** BEGIN INPUT MATERIAL **

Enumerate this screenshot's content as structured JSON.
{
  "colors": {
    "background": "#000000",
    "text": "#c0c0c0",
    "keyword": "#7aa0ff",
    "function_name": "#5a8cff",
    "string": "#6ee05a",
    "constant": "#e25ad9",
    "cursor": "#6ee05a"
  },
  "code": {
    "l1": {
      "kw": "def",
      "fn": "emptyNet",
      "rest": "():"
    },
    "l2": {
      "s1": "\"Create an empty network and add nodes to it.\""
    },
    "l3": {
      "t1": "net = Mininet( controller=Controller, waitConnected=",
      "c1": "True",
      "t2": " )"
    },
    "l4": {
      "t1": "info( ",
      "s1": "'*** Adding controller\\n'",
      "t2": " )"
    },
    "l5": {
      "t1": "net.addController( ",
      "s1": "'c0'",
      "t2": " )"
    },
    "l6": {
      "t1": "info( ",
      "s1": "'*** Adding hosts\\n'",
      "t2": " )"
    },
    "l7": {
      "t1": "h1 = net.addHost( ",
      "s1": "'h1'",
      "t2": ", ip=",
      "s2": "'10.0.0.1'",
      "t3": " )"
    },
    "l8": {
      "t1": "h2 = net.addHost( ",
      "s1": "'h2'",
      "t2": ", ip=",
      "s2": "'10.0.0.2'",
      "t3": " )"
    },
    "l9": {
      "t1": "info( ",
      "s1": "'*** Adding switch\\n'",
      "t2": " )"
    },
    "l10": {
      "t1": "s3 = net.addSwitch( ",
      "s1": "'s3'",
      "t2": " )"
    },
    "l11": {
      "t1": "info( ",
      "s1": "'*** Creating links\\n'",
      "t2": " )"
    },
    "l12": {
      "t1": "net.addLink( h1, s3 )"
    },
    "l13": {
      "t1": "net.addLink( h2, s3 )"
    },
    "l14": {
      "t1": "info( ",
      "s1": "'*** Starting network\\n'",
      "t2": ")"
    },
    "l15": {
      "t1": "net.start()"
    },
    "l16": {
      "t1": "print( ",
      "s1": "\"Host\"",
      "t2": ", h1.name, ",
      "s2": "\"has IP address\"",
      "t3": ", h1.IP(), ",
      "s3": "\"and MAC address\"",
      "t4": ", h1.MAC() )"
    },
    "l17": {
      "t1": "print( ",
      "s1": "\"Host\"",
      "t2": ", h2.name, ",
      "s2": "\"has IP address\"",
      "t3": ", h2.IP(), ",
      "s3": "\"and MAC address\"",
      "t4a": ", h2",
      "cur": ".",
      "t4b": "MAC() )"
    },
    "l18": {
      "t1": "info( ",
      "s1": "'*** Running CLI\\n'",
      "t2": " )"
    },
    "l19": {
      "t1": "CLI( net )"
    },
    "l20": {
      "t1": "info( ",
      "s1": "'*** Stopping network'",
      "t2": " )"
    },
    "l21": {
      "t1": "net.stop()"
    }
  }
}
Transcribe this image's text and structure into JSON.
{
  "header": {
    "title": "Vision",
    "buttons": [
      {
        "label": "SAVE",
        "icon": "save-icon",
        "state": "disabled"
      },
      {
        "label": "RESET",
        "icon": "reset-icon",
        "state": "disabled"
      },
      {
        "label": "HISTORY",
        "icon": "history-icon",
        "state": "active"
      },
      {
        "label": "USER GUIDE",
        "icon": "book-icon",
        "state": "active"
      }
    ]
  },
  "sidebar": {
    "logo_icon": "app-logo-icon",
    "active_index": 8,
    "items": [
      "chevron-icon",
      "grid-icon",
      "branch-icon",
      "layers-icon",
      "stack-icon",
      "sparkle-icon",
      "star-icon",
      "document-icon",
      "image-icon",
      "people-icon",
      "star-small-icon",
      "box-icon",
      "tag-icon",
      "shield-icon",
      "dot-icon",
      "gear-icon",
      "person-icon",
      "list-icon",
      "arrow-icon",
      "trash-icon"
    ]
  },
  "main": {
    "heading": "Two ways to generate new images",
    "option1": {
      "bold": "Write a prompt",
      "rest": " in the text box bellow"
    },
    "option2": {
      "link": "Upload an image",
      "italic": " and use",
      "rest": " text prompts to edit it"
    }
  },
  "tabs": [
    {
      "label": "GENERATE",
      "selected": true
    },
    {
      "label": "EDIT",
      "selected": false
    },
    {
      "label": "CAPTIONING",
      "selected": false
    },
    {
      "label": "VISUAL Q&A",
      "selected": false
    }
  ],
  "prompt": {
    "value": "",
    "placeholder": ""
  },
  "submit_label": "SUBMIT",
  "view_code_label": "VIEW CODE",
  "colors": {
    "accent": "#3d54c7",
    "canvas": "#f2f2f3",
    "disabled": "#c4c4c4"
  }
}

** END INPUT MATERIAL **
** BEGIN INPUT MATERIAL **

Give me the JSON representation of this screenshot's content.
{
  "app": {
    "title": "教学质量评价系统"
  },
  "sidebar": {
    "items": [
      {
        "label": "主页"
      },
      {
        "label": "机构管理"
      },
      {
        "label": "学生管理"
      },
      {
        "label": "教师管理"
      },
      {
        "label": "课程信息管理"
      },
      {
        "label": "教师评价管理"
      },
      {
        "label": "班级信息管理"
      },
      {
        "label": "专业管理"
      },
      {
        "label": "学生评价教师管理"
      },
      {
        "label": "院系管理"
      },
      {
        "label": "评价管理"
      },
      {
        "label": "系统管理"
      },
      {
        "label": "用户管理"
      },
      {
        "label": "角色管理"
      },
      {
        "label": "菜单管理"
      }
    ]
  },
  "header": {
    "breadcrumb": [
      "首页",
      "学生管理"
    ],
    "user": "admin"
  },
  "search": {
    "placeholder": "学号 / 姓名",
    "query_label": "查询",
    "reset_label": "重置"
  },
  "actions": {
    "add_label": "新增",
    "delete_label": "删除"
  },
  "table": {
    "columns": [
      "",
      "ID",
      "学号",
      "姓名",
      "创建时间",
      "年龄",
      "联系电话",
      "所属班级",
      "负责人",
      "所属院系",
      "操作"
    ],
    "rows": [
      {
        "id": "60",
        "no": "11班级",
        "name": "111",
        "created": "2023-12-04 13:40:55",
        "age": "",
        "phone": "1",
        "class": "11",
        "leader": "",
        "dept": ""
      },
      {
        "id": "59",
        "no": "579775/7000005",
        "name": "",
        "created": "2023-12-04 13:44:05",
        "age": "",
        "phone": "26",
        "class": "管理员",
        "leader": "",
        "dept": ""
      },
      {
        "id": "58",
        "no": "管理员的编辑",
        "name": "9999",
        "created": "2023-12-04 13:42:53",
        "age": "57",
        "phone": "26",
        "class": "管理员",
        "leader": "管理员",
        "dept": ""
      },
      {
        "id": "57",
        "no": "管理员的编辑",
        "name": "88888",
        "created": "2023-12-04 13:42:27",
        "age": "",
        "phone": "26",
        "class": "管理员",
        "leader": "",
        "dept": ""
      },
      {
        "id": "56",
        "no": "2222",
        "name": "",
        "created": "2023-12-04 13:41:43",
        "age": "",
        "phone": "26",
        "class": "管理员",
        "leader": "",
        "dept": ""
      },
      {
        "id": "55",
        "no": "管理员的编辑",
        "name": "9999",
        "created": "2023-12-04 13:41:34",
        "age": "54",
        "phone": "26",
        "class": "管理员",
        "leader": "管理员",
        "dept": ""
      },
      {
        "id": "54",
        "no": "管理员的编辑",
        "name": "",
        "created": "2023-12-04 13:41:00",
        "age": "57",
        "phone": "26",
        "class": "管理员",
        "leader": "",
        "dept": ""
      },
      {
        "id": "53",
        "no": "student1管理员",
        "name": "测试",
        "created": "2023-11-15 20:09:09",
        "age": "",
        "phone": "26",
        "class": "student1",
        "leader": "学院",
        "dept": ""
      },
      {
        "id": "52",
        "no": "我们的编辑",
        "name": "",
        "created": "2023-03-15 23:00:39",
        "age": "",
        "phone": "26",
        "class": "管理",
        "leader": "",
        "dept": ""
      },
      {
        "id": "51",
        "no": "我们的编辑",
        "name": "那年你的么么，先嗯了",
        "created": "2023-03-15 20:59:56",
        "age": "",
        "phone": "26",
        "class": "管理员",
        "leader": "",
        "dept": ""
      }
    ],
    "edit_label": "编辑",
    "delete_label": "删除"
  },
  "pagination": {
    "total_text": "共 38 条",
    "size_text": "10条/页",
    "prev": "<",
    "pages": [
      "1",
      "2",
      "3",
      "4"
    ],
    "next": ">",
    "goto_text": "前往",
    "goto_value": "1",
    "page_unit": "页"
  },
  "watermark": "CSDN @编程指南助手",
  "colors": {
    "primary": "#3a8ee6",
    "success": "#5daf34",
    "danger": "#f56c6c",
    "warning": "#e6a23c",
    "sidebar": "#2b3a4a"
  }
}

** END INPUT MATERIAL **

Extract all lines from the material above that include the word "rest".

      "rest": "():"
      "rest": " in the text box bellow"
      "rest": " text prompts to edit it"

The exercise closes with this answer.